==== SOURCE MATERIAL

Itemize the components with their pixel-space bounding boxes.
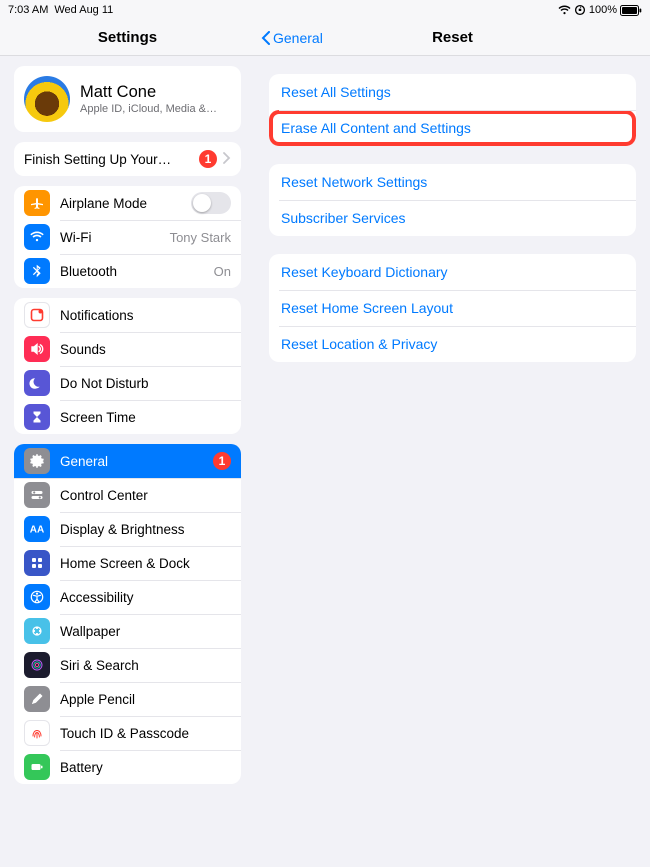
airplane-icon [24, 190, 50, 216]
screentime-cell[interactable]: Screen Time [14, 400, 241, 434]
control-center-icon [24, 482, 50, 508]
status-time: 7:03 AM [8, 4, 48, 16]
touchid-cell[interactable]: Touch ID & Passcode [14, 716, 241, 750]
general-cell[interactable]: General 1 [14, 444, 241, 478]
wallpaper-label: Wallpaper [60, 624, 231, 639]
erase-all-content-label: Erase All Content and Settings [281, 120, 624, 136]
wallpaper-cell[interactable]: Wallpaper [14, 614, 241, 648]
subscriber-services-label: Subscriber Services [281, 210, 624, 226]
siri-cell[interactable]: Siri & Search [14, 648, 241, 682]
reset-location-cell[interactable]: Reset Location & Privacy [269, 326, 636, 362]
wifi-value: Tony Stark [170, 230, 231, 245]
bluetooth-icon [24, 258, 50, 284]
wifi-icon [558, 5, 571, 15]
hourglass-icon [24, 404, 50, 430]
homescreen-cell[interactable]: Home Screen & Dock [14, 546, 241, 580]
reset-network-label: Reset Network Settings [281, 174, 624, 190]
screentime-label: Screen Time [60, 410, 231, 425]
back-button[interactable]: General [261, 30, 323, 46]
reset-all-settings-cell[interactable]: Reset All Settings [269, 74, 636, 110]
orientation-lock-icon [574, 4, 586, 16]
accessibility-icon [24, 584, 50, 610]
sounds-icon [24, 336, 50, 362]
fingerprint-icon [24, 720, 50, 746]
accessibility-cell[interactable]: Accessibility [14, 580, 241, 614]
wifi-cell[interactable]: Wi-Fi Tony Stark [14, 220, 241, 254]
general-label: General [60, 454, 213, 469]
detail-nav: General Reset [255, 20, 650, 56]
sidebar-nav: Settings [0, 20, 255, 56]
account-name: Matt Cone [80, 83, 231, 102]
control-center-cell[interactable]: Control Center [14, 478, 241, 512]
display-label: Display & Brightness [60, 522, 231, 537]
detail-pane: General Reset Reset All Settings Erase A… [255, 20, 650, 867]
sounds-label: Sounds [60, 342, 231, 357]
battery-settings-icon [24, 754, 50, 780]
general-badge: 1 [213, 452, 231, 470]
pencil-icon [24, 686, 50, 712]
chevron-left-icon [261, 31, 271, 45]
status-date: Wed Aug 11 [54, 4, 113, 16]
back-label: General [273, 30, 323, 46]
dnd-label: Do Not Disturb [60, 376, 231, 391]
display-icon: AA [24, 516, 50, 542]
notifications-label: Notifications [60, 308, 231, 323]
wifi-label: Wi-Fi [60, 230, 170, 245]
battery-label: Battery [60, 760, 231, 775]
detail-title: Reset [432, 29, 473, 46]
bluetooth-cell[interactable]: Bluetooth On [14, 254, 241, 288]
gear-icon [24, 448, 50, 474]
homescreen-icon [24, 550, 50, 576]
sounds-cell[interactable]: Sounds [14, 332, 241, 366]
reset-location-label: Reset Location & Privacy [281, 336, 624, 352]
sidebar-title: Settings [98, 29, 157, 46]
wifi-settings-icon [24, 224, 50, 250]
sidebar: Settings Matt Cone Apple ID, iCloud, Med… [0, 20, 255, 867]
airplane-mode-switch[interactable] [191, 192, 231, 214]
pencil-label: Apple Pencil [60, 692, 231, 707]
accessibility-label: Accessibility [60, 590, 231, 605]
subscriber-services-cell[interactable]: Subscriber Services [269, 200, 636, 236]
wallpaper-icon [24, 618, 50, 644]
notifications-icon [24, 302, 50, 328]
reset-home-cell[interactable]: Reset Home Screen Layout [269, 290, 636, 326]
touchid-label: Touch ID & Passcode [60, 726, 231, 741]
siri-label: Siri & Search [60, 658, 231, 673]
battery-cell[interactable]: Battery [14, 750, 241, 784]
control-center-label: Control Center [60, 488, 231, 503]
finish-setup-badge: 1 [199, 150, 217, 168]
chevron-right-icon [223, 152, 231, 167]
account-cell[interactable]: Matt Cone Apple ID, iCloud, Media &… [14, 66, 241, 132]
siri-icon [24, 652, 50, 678]
bluetooth-value: On [214, 264, 231, 279]
moon-icon [24, 370, 50, 396]
display-cell[interactable]: AA Display & Brightness [14, 512, 241, 546]
status-bar: 7:03 AM Wed Aug 11 100% [0, 0, 650, 20]
erase-all-content-cell[interactable]: Erase All Content and Settings [269, 110, 636, 146]
airplane-mode-label: Airplane Mode [60, 196, 191, 211]
reset-home-label: Reset Home Screen Layout [281, 300, 624, 316]
airplane-mode-cell[interactable]: Airplane Mode [14, 186, 241, 220]
finish-setup-cell[interactable]: Finish Setting Up Your… 1 [14, 142, 241, 176]
reset-keyboard-label: Reset Keyboard Dictionary [281, 264, 624, 280]
svg-text:AA: AA [30, 525, 44, 536]
homescreen-label: Home Screen & Dock [60, 556, 231, 571]
reset-network-cell[interactable]: Reset Network Settings [269, 164, 636, 200]
account-subtitle: Apple ID, iCloud, Media &… [80, 103, 231, 115]
finish-setup-label: Finish Setting Up Your… [24, 152, 199, 167]
dnd-cell[interactable]: Do Not Disturb [14, 366, 241, 400]
reset-keyboard-cell[interactable]: Reset Keyboard Dictionary [269, 254, 636, 290]
avatar [24, 76, 70, 122]
reset-all-settings-label: Reset All Settings [281, 84, 624, 100]
bluetooth-label: Bluetooth [60, 264, 214, 279]
notifications-cell[interactable]: Notifications [14, 298, 241, 332]
battery-icon [620, 5, 642, 16]
pencil-cell[interactable]: Apple Pencil [14, 682, 241, 716]
battery-percentage: 100% [589, 4, 617, 16]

========

WHAT YOU WILL DO. Put every line of the records above into a Markdown table with the columns Row and Line, numbering the rows and skipping blank lines. Leave the pictures out.

EXPECTED ANSWER.
| Row | Line |
|---|---|
| 1 | Itemize the components with their pixel-space bounding boxes. |
| 2 | airplane-icon [24, 190, 50, 216] |
| 3 | screentime-cell[interactable]: Screen Time [14, 400, 241, 434] |
| 4 | control-center-icon [24, 482, 50, 508] |
| 5 | status-time: 7:03 AM [8, 4, 48, 16] |
| 6 | touchid-cell[interactable]: Touch ID & Passcode [14, 716, 241, 750] |
| 7 | general-cell[interactable]: General 1 [14, 444, 241, 478] |
| 8 | wallpaper-label: Wallpaper [60, 624, 231, 639] |
| 9 | erase-all-content-label: Erase All Content and Settings [281, 120, 624, 136] |
| 10 | wallpaper-cell[interactable]: Wallpaper [14, 614, 241, 648] |
| 11 | subscriber-services-label: Subscriber Services [281, 210, 624, 226] |
| 12 | siri-cell[interactable]: Siri & Search [14, 648, 241, 682] |
| 13 | reset-location-cell[interactable]: Reset Location & Privacy [269, 326, 636, 362] |
| 14 | wifi-value: Tony Stark [170, 230, 231, 245] |
| 15 | bluetooth-icon [24, 258, 50, 284] |
| 16 | wifi-icon [558, 5, 571, 15] |
| 17 | hourglass-icon [24, 404, 50, 430] |
| 18 | homescreen-cell[interactable]: Home Screen & Dock [14, 546, 241, 580] |
| 19 | reset-network-label: Reset Network Settings [281, 174, 624, 190] |
| 20 | screentime-label: Screen Time [60, 410, 231, 425] |
| 21 | back-button[interactable]: General [261, 30, 323, 46] |
| 22 | reset-all-settings-cell[interactable]: Reset All Settings [269, 74, 636, 110] |
| 23 | orientation-lock-icon [574, 4, 586, 16] |
| 24 | accessibility-icon [24, 584, 50, 610] |
| 25 | sounds-icon [24, 336, 50, 362] |
| 26 | fingerprint-icon [24, 720, 50, 746] |
| 27 | accessibility-cell[interactable]: Accessibility [14, 580, 241, 614] |
| 28 | wifi-cell[interactable]: Wi-Fi Tony Stark [14, 220, 241, 254] |
| 29 | general-label: General [60, 454, 213, 469] |
| 30 | detail-nav: General Reset [255, 20, 650, 56] |
| 31 | sidebar-nav: Settings [0, 20, 255, 56] |
| 32 | account-name: Matt Cone [80, 83, 231, 102] |
| 33 | control-center-cell[interactable]: Control Center [14, 478, 241, 512] |
| 34 | display-label: Display & Brightness [60, 522, 231, 537] |
| 35 | detail-pane: General Reset Reset All Settings Erase A… [255, 20, 650, 867] |
| 36 | sounds-label: Sounds [60, 342, 231, 357] |
| 37 | battery-settings-icon [24, 754, 50, 780] |
| 38 | general-badge: 1 [213, 452, 231, 470] |
| 39 | pencil-icon [24, 686, 50, 712] |
| 40 | chevron-left-icon [261, 31, 271, 45] |
| 41 | status-date: Wed Aug 11 [54, 4, 113, 16] |
| 42 | back-label: General [273, 30, 323, 46] |
| 43 | dnd-label: Do Not Disturb [60, 376, 231, 391] |
| 44 | display-icon: AA [24, 516, 50, 542] |
| 45 | notifications-label: Notifications [60, 308, 231, 323] |
| 46 | wifi-label: Wi-Fi [60, 230, 170, 245] |
| 47 | battery-label: Battery [60, 760, 231, 775] |
| 48 | detail-title: Reset [432, 29, 473, 46] |
| 49 | bluetooth-cell[interactable]: Bluetooth On [14, 254, 241, 288] |
| 50 | gear-icon [24, 448, 50, 474] |
| 51 | homescreen-icon [24, 550, 50, 576] |
| 52 | sounds-cell[interactable]: Sounds [14, 332, 241, 366] |
| 53 | reset-location-label: Reset Location & Privacy [281, 336, 624, 352] |
| 54 | sidebar-title: Settings [98, 29, 157, 46] |
| 55 | wifi-settings-icon [24, 224, 50, 250] |
| 56 | sidebar: Settings Matt Cone Apple ID, iCloud, Med… [0, 20, 255, 867] |
| 57 | airplane-mode-switch[interactable] [191, 192, 231, 214] |
| 58 | pencil-label: Apple Pencil [60, 692, 231, 707] |
| 59 | accessibility-label: Accessibility [60, 590, 231, 605] |
| 60 | subscriber-services-cell[interactable]: Subscriber Services [269, 200, 636, 236] |
| 61 | wallpaper-icon [24, 618, 50, 644] |
| 62 | notifications-icon [24, 302, 50, 328] |
| 63 | reset-home-cell[interactable]: Reset Home Screen Layout [269, 290, 636, 326] |
| 64 | touchid-label: Touch ID & Passcode [60, 726, 231, 741] |
| 65 | siri-label: Siri & Search [60, 658, 231, 673] |
| 66 | battery-cell[interactable]: Battery [14, 750, 241, 784] |
| 67 | control-center-label: Control Center [60, 488, 231, 503] |
| 68 | finish-setup-badge: 1 [199, 150, 217, 168] |
| 69 | chevron-right-icon [223, 152, 231, 167] |
| 70 | account-cell[interactable]: Matt Cone Apple ID, iCloud, Media &… [14, 66, 241, 132] |
| 71 | siri-icon [24, 652, 50, 678] |
| 72 | bluetooth-value: On [214, 264, 231, 279] |
| 73 | moon-icon [24, 370, 50, 396] |
| 74 | display-cell[interactable]: AA Display & Brightness [14, 512, 241, 546] |
| 75 | status-bar: 7:03 AM Wed Aug 11 100% [0, 0, 650, 20] |
| 76 | erase-all-content-cell[interactable]: Erase All Content and Settings [269, 110, 636, 146] |
| 77 | airplane-mode-label: Airplane Mode [60, 196, 191, 211] |
| 78 | reset-home-label: Reset Home Screen Layout [281, 300, 624, 316] |
| 79 | airplane-mode-cell[interactable]: Airplane Mode [14, 186, 241, 220] |
| 80 | finish-setup-cell[interactable]: Finish Setting Up Your… 1 [14, 142, 241, 176] |
| 81 | reset-keyboard-label: Reset Keyboard Dictionary [281, 264, 624, 280] |
| 82 | svg-text:AA: AA [30, 525, 44, 536] |
| 83 | homescreen-label: Home Screen & Dock [60, 556, 231, 571] |
| 84 | reset-network-cell[interactable]: Reset Network Settings [269, 164, 636, 200] |
| 85 | account-subtitle: Apple ID, iCloud, Media &… [80, 103, 231, 115] |
| 86 | finish-setup-label: Finish Setting Up Your… [24, 152, 199, 167] |
| 87 | dnd-cell[interactable]: Do Not Disturb [14, 366, 241, 400] |
| 88 | reset-keyboard-cell[interactable]: Reset Keyboard Dictionary [269, 254, 636, 290] |
| 89 | avatar [24, 76, 70, 122] |
| 90 | reset-all-settings-label: Reset All Settings [281, 84, 624, 100] |
| 91 | bluetooth-label: Bluetooth [60, 264, 214, 279] |
| 92 | notifications-cell[interactable]: Notifications [14, 298, 241, 332] |
| 93 | battery-icon [620, 5, 642, 16] |
| 94 | pencil-cell[interactable]: Apple Pencil [14, 682, 241, 716] |
| 95 | battery-percentage: 100% [589, 4, 617, 16] |